(Dataset items)
--- BEGIN ---
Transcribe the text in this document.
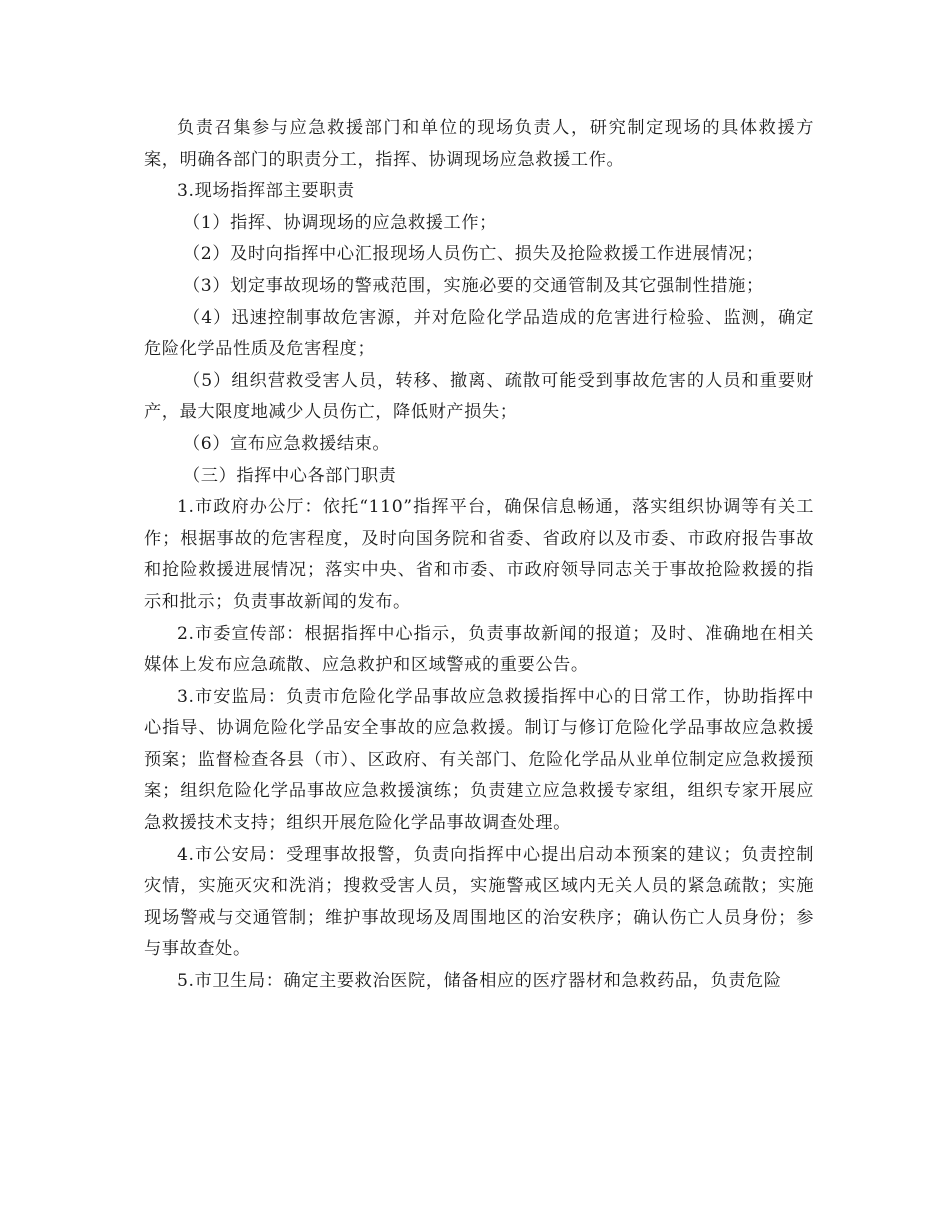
负责召集参与应急救援部门和单位的现场负责人，研究制定现场的具体救援方案，明确各部门的职责分工，指挥、协调现场应急救援工作。

3.现场指挥部主要职责

（1）指挥、协调现场的应急救援工作；

（2）及时向指挥中心汇报现场人员伤亡、损失及抢险救援工作进展情况；

（3）划定事故现场的警戒范围，实施必要的交通管制及其它强制性措施；

（4）迅速控制事故危害源，并对危险化学品造成的危害进行检验、监测，确定危险化学品性质及危害程度；

（5）组织营救受害人员，转移、撤离、疏散可能受到事故危害的人员和重要财产，最大限度地减少人员伤亡，降低财产损失；

（6）宣布应急救援结束。

（三）指挥中心各部门职责

1.市政府办公厅：依托“110”指挥平台，确保信息畅通，落实组织协调等有关工作；根据事故的危害程度，及时向国务院和省委、省政府以及市委、市政府报告事故和抢险救援进展情况；落实中央、省和市委、市政府领导同志关于事故抢险救援的指示和批示；负责事故新闻的发布。

2.市委宣传部：根据指挥中心指示，负责事故新闻的报道；及时、准确地在相关媒体上发布应急疏散、应急救护和区域警戒的重要公告。

3.市安监局：负责市危险化学品事故应急救援指挥中心的日常工作，协助指挥中心指导、协调危险化学品安全事故的应急救援。制订与修订危险化学品事故应急救援预案；监督检查各县（市）、区政府、有关部门、危险化学品从业单位制定应急救援预案；组织危险化学品事故应急救援演练；负责建立应急救援专家组，组织专家开展应急救援技术支持；组织开展危险化学品事故调查处理。

4.市公安局：受理事故报警，负责向指挥中心提出启动本预案的建议；负责控制灾情，实施灭灾和洗消；搜救受害人员，实施警戒区域内无关人员的紧急疏散；实施现场警戒与交通管制；维护事故现场及周围地区的治安秩序；确认伤亡人员身份；参与事故查处。

5.市卫生局：确定主要救治医院，储备相应的医疗器材和急救药品，负责危险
--- END ---
-- WRITTEN PROBLEM --
Copy out each line word for word, please, skipping the images.

-- ANSWER TO THIS EXERCISE --
Transcribe the text in this document.
负责召集参与应急救援部门和单位的现场负责人，研究制定现场的具体救援方案，明确各部门的职责分工，指挥、协调现场应急救援工作。

3.现场指挥部主要职责

（1）指挥、协调现场的应急救援工作；

（2）及时向指挥中心汇报现场人员伤亡、损失及抢险救援工作进展情况；

（3）划定事故现场的警戒范围，实施必要的交通管制及其它强制性措施；

（4）迅速控制事故危害源，并对危险化学品造成的危害进行检验、监测，确定危险化学品性质及危害程度；

（5）组织营救受害人员，转移、撤离、疏散可能受到事故危害的人员和重要财产，最大限度地减少人员伤亡，降低财产损失；

（6）宣布应急救援结束。

（三）指挥中心各部门职责

1.市政府办公厅：依托“110”指挥平台，确保信息畅通，落实组织协调等有关工作；根据事故的危害程度，及时向国务院和省委、省政府以及市委、市政府报告事故和抢险救援进展情况；落实中央、省和市委、市政府领导同志关于事故抢险救援的指示和批示；负责事故新闻的发布。

2.市委宣传部：根据指挥中心指示，负责事故新闻的报道；及时、准确地在相关媒体上发布应急疏散、应急救护和区域警戒的重要公告。

3.市安监局：负责市危险化学品事故应急救援指挥中心的日常工作，协助指挥中心指导、协调危险化学品安全事故的应急救援。制订与修订危险化学品事故应急救援预案；监督检查各县（市）、区政府、有关部门、危险化学品从业单位制定应急救援预案；组织危险化学品事故应急救援演练；负责建立应急救援专家组，组织专家开展应急救援技术支持；组织开展危险化学品事故调查处理。

4.市公安局：受理事故报警，负责向指挥中心提出启动本预案的建议；负责控制灾情，实施灭灾和洗消；搜救受害人员，实施警戒区域内无关人员的紧急疏散；实施现场警戒与交通管制；维护事故现场及周围地区的治安秩序；确认伤亡人员身份；参与事故查处。

5.市卫生局：确定主要救治医院，储备相应的医疗器材和急救药品，负责危险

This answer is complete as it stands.